* **What needs to be done**
Extract the lines that hold the string "name".
______
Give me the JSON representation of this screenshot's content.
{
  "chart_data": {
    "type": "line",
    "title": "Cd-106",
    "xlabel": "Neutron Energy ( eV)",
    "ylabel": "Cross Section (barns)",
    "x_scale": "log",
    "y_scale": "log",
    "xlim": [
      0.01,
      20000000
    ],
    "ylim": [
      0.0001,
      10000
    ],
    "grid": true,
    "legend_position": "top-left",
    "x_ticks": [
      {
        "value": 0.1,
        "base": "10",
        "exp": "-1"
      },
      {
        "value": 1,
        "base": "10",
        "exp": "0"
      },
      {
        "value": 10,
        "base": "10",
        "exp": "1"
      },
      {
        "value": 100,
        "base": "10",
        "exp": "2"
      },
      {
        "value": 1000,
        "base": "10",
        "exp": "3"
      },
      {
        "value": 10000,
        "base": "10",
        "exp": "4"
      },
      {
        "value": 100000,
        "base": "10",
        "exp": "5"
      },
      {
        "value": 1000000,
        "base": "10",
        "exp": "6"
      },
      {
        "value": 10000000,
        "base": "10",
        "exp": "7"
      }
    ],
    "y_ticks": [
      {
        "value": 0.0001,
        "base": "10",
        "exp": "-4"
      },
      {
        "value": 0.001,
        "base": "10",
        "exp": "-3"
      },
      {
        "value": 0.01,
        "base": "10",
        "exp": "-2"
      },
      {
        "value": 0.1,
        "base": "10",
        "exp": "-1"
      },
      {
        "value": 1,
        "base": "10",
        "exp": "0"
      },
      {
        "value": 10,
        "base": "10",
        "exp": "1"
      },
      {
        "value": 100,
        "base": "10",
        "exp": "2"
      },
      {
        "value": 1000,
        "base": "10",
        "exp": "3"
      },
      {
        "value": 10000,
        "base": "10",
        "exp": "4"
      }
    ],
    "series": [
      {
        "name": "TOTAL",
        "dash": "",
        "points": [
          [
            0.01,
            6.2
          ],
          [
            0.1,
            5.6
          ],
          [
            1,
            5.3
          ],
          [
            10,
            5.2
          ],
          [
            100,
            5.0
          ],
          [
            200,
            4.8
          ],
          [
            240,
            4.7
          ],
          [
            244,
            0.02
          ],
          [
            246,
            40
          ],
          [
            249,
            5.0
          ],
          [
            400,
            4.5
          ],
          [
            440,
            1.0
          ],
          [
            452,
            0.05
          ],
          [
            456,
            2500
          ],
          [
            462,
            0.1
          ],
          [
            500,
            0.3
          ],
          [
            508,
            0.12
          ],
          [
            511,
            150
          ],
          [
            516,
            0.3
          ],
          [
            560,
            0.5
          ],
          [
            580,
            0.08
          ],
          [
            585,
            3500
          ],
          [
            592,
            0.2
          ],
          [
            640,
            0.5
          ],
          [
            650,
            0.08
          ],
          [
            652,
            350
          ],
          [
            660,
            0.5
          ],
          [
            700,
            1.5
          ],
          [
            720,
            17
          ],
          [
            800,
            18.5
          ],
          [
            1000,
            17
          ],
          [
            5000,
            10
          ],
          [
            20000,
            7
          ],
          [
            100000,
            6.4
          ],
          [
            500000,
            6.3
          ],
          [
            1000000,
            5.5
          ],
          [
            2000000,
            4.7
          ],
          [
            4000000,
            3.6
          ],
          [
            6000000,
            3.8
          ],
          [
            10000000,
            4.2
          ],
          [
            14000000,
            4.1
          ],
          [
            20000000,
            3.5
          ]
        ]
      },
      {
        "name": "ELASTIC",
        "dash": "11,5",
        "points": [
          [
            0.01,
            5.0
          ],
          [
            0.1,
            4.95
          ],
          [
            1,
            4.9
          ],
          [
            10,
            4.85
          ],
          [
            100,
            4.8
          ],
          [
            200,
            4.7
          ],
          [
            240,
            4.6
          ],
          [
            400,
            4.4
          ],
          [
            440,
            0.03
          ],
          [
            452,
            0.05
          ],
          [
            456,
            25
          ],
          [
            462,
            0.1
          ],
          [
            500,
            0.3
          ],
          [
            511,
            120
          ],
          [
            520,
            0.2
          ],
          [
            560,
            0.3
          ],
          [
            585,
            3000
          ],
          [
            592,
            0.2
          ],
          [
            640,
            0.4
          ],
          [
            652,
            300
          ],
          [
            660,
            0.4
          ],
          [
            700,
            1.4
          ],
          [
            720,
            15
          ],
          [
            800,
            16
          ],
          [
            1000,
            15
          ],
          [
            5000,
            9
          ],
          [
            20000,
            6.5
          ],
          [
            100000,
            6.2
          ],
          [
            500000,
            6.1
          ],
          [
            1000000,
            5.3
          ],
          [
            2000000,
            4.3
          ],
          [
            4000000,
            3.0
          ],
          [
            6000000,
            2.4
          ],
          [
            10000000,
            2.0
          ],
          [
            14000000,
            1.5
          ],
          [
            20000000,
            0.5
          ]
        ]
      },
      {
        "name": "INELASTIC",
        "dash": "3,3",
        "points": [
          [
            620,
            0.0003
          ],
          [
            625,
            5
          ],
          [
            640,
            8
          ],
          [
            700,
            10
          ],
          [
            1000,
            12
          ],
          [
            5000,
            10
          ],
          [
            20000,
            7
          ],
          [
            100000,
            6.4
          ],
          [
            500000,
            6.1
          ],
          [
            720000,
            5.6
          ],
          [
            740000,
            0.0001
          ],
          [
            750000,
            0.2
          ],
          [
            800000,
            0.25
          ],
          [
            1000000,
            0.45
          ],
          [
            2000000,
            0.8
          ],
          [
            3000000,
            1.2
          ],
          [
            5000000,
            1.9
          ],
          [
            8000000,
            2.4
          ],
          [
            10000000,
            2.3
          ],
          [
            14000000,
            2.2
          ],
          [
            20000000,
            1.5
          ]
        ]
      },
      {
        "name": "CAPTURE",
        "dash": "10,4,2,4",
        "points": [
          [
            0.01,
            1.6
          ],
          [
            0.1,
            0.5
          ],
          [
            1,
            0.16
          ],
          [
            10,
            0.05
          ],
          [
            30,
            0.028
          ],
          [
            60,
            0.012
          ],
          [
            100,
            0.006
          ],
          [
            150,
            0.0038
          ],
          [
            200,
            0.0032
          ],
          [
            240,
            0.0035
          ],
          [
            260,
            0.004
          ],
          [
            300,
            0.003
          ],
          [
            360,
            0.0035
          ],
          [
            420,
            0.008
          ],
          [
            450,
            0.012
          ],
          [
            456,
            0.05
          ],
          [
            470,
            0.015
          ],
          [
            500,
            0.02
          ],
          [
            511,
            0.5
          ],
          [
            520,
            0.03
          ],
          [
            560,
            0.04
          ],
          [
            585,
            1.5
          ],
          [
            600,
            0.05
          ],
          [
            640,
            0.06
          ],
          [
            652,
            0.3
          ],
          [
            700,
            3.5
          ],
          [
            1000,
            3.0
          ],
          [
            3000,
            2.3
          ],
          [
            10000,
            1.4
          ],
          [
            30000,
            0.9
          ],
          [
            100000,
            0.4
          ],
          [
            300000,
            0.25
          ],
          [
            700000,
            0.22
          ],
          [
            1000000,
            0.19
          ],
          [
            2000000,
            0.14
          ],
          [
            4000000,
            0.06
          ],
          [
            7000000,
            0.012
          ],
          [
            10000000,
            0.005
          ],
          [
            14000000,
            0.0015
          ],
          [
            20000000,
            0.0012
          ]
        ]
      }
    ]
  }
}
______
* **Task output**
        "name": "TOTAL",
        "name": "ELASTIC",
        "name": "INELASTIC",
        "name": "CAPTURE",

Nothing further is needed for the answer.